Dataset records
(begin)
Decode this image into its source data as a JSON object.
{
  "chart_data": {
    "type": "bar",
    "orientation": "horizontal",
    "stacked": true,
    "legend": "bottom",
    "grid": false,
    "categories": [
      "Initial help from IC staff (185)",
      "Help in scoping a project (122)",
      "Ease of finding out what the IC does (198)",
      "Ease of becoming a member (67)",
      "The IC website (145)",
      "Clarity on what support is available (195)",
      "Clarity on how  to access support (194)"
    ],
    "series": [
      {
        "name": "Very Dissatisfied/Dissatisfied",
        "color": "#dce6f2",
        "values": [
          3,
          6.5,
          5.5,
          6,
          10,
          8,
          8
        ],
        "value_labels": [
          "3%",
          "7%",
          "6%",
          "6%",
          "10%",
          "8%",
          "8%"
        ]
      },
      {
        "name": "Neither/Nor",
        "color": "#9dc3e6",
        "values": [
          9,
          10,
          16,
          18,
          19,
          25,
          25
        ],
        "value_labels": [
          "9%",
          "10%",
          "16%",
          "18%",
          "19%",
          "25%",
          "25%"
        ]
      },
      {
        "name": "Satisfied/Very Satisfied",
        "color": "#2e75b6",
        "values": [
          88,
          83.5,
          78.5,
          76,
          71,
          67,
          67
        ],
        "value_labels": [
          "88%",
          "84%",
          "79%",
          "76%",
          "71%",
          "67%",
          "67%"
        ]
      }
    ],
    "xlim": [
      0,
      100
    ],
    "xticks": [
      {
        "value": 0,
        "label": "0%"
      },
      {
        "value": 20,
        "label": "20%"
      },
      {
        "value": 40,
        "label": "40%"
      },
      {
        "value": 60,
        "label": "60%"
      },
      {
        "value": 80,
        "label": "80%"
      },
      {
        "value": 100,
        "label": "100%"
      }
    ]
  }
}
(end)
(begin)
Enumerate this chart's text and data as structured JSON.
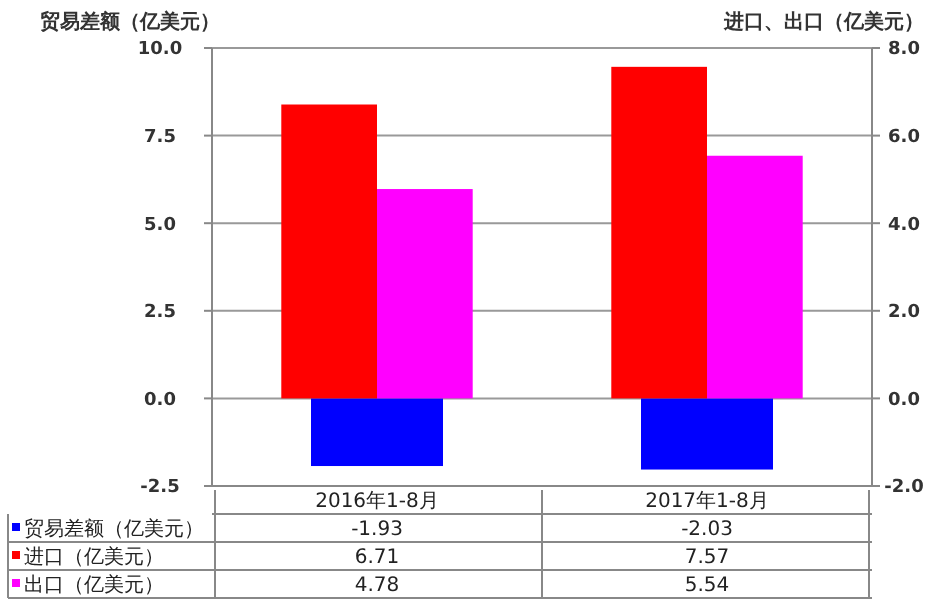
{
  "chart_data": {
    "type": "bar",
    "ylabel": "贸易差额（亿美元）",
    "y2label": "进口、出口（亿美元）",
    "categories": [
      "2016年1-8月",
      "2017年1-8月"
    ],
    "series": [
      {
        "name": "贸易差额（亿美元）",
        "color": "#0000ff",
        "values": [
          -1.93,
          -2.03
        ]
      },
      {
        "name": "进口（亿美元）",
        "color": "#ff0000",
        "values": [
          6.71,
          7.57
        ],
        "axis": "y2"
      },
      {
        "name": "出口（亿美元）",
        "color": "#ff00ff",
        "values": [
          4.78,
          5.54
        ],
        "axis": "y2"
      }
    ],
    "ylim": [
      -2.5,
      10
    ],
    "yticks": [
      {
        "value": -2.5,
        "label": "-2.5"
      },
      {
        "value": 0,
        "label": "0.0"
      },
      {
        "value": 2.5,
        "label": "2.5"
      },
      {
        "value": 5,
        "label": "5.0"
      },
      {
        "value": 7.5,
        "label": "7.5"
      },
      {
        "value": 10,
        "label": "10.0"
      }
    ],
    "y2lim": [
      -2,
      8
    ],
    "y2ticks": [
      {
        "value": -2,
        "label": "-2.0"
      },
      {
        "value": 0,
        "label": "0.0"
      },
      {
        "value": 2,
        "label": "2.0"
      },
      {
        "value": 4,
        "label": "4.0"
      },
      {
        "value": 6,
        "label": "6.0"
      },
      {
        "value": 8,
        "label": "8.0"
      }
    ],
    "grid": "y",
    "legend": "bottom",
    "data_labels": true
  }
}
(end)
INSTRUCTIONS FOR THE TASK: Display every line of the listing that contains the string "JSON".

FINISHED ANSWER:
Decode this image into its source data as a JSON object.
Enumerate this chart's text and data as structured JSON.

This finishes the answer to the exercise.